* Set exercise:
Format every line of the data below as a JSON list of strings, with one string per line and blank lines omitted. Leave the pictures out of the answer.
-------- Given data
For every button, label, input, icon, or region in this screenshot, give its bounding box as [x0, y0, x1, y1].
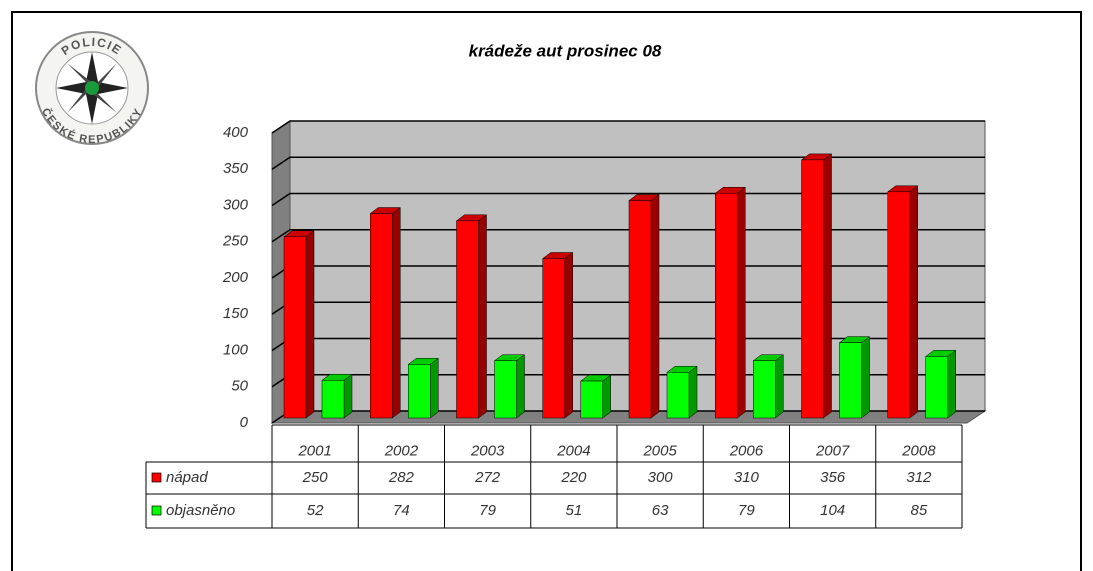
legend-label: nápad — [166, 469, 208, 486]
bar-side — [602, 374, 611, 419]
bar — [494, 360, 517, 419]
bar — [887, 191, 910, 419]
x-tick-label: 2003 — [470, 442, 505, 459]
grid-line — [271, 120, 985, 134]
y-tick-label: 100 — [223, 341, 249, 358]
bar — [925, 356, 948, 419]
table-value: 63 — [652, 502, 669, 519]
y-tick-label: 300 — [223, 196, 249, 213]
table-value: 282 — [388, 469, 415, 486]
legend-swatch — [151, 505, 162, 516]
bar-side — [775, 354, 784, 419]
table-value: 79 — [738, 502, 755, 519]
x-tick-label: 2006 — [729, 442, 764, 459]
bar — [580, 380, 603, 419]
table-value: 220 — [560, 469, 587, 486]
table-value: 74 — [393, 502, 410, 519]
y-tick-label: 50 — [231, 378, 248, 395]
bar-side — [305, 230, 315, 419]
bar-side — [823, 153, 832, 419]
table-value: 356 — [820, 469, 846, 486]
table-value: 310 — [734, 469, 760, 486]
y-tick-label: 250 — [222, 233, 249, 250]
bar — [283, 236, 307, 419]
y-tick-label: 150 — [223, 305, 249, 322]
x-tick-label: 2004 — [556, 442, 590, 459]
frame — [11, 11, 1082, 571]
table-value: 312 — [906, 469, 932, 486]
bar — [666, 372, 690, 419]
y-tick-label: 400 — [223, 124, 249, 141]
bar — [715, 193, 738, 419]
table-value: 104 — [820, 502, 845, 519]
bar-side — [947, 349, 956, 419]
bar-side — [343, 373, 353, 419]
table-value: 300 — [648, 469, 674, 486]
table-value: 85 — [911, 502, 928, 519]
bar — [370, 213, 393, 419]
x-tick-label: 2008 — [901, 442, 936, 459]
y-tick-label: 200 — [222, 269, 249, 286]
bar — [542, 258, 565, 419]
bar-side — [909, 185, 918, 419]
bar — [801, 159, 824, 419]
table-value: 250 — [302, 469, 329, 486]
bar — [628, 200, 652, 419]
x-tick-label: 2001 — [297, 442, 331, 459]
legend-swatch — [151, 472, 162, 483]
grid-line — [271, 156, 985, 170]
table-value: 51 — [566, 502, 583, 519]
x-tick-label: 2002 — [384, 442, 419, 459]
bar-side — [478, 214, 487, 419]
bar-side — [516, 354, 525, 419]
x-tick-label: 2005 — [642, 442, 677, 459]
bar — [456, 220, 479, 419]
grid-line — [271, 229, 985, 243]
bar — [408, 364, 431, 419]
bar-side — [564, 252, 573, 419]
y-tick-label: 350 — [223, 160, 249, 177]
bar — [321, 380, 345, 419]
bar-side — [650, 194, 660, 419]
bar-side — [688, 365, 698, 419]
logo-center — [85, 81, 99, 95]
bar-side — [737, 186, 746, 419]
bar — [839, 342, 862, 419]
table-value: 272 — [474, 469, 501, 486]
bar — [753, 360, 776, 419]
grid-line — [271, 192, 985, 207]
table-value: 52 — [307, 502, 324, 519]
table-value: 79 — [479, 502, 496, 519]
y-tick-label: 0 — [240, 414, 249, 431]
bar-side — [430, 357, 439, 419]
chart-title: krádeže aut prosinec 08 — [469, 41, 662, 60]
logo: POLICIE ČESKÉ REPUBLIKY — [35, 31, 149, 146]
bar-side — [861, 336, 870, 419]
x-tick-label: 2007 — [815, 442, 850, 459]
bar-side — [392, 207, 401, 419]
legend-label: objasněno — [166, 502, 235, 519]
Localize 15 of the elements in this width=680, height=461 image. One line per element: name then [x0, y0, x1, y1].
----------------
* Problem solution:
[
  "For every button, label, input, icon, or region in this screenshot, give its bounding box as [x0, y0, x1, y1].",
  "legend-label: nápad — [166, 469, 208, 486]",
  "bar-side — [602, 374, 611, 419]",
  "bar — [494, 360, 517, 419]",
  "bar — [887, 191, 910, 419]",
  "x-tick-label: 2003 — [470, 442, 505, 459]",
  "grid-line — [271, 120, 985, 134]",
  "y-tick-label: 100 — [223, 341, 249, 358]",
  "bar — [925, 356, 948, 419]",
  "table-value: 63 — [652, 502, 669, 519]",
  "y-tick-label: 300 — [223, 196, 249, 213]",
  "table-value: 282 — [388, 469, 415, 486]",
  "legend-swatch — [151, 505, 162, 516]",
  "bar-side — [775, 354, 784, 419]",
  "table-value: 79 — [738, 502, 755, 519]",
  "x-tick-label: 2006 — [729, 442, 764, 459]",
  "bar — [580, 380, 603, 419]",
  "table-value: 220 — [560, 469, 587, 486]",
  "table-value: 74 — [393, 502, 410, 519]",
  "y-tick-label: 50 — [231, 378, 248, 395]",
  "bar-side — [305, 230, 315, 419]",
  "bar-side — [823, 153, 832, 419]",
  "table-value: 356 — [820, 469, 846, 486]",
  "table-value: 310 — [734, 469, 760, 486]",
  "y-tick-label: 250 — [222, 233, 249, 250]",
  "bar — [283, 236, 307, 419]",
  "y-tick-label: 150 — [223, 305, 249, 322]",
  "x-tick-label: 2004 — [556, 442, 590, 459]",
  "frame — [11, 11, 1082, 571]",
  "table-value: 312 — [906, 469, 932, 486]",
  "bar — [666, 372, 690, 419]",
  "y-tick-label: 400 — [223, 124, 249, 141]",
  "bar — [715, 193, 738, 419]",
  "table-value: 104 — [820, 502, 845, 519]",
  "bar-side — [947, 349, 956, 419]",
  "bar-side — [343, 373, 353, 419]",
  "table-value: 300 — [648, 469, 674, 486]",
  "table-value: 85 — [911, 502, 928, 519]",
  "bar — [370, 213, 393, 419]",
  "x-tick-label: 2008 — [901, 442, 936, 459]",
  "y-tick-label: 200 — [222, 269, 249, 286]",
  "bar — [542, 258, 565, 419]",
  "bar-side — [909, 185, 918, 419]",
  "bar — [801, 159, 824, 419]",
  "table-value: 250 — [302, 469, 329, 486]",
  "bar — [628, 200, 652, 419]",
  "x-tick-label: 2001 — [297, 442, 331, 459]",
  "legend-swatch — [151, 472, 162, 483]",
  "grid-line — [271, 156, 985, 170]",
  "table-value: 51 — [566, 502, 583, 519]",
  "x-tick-label: 2002 — [384, 442, 419, 459]",
  "bar-side — [478, 214, 487, 419]",
  "bar-side — [516, 354, 525, 419]",
  "x-tick-label: 2005 — [642, 442, 677, 459]",
  "bar — [456, 220, 479, 419]",
  "grid-line — [271, 229, 985, 243]",
  "bar — [408, 364, 431, 419]",
  "bar-side — [564, 252, 573, 419]",
  "y-tick-label: 350 — [223, 160, 249, 177]",
  "bar — [321, 380, 345, 419]",
  "bar-side — [650, 194, 660, 419]",
  "bar-side — [688, 365, 698, 419]",
  "logo-center — [85, 81, 99, 95]",
  "bar-side — [737, 186, 746, 419]",
  "bar — [839, 342, 862, 419]",
  "table-value: 272 — [474, 469, 501, 486]",
  "bar — [753, 360, 776, 419]",
  "grid-line — [271, 192, 985, 207]",
  "table-value: 52 — [307, 502, 324, 519]",
  "table-value: 79 — [479, 502, 496, 519]",
  "y-tick-label: 0 — [240, 414, 249, 431]",
  "bar-side — [430, 357, 439, 419]",
  "chart-title: krádeže aut prosinec 08 — [469, 41, 662, 60]",
  "logo: POLICIE ČESKÉ REPUBLIKY — [35, 31, 149, 146]",
  "bar-side — [861, 336, 870, 419]",
  "x-tick-label: 2007 — [815, 442, 850, 459]",
  "bar-side — [392, 207, 401, 419]",
  "legend-label: objasněno — [166, 502, 235, 519]",
  "Localize 15 of the elements in this width=680, height=461 image. One line per element: name then [x0, y0, x1, y1]."
]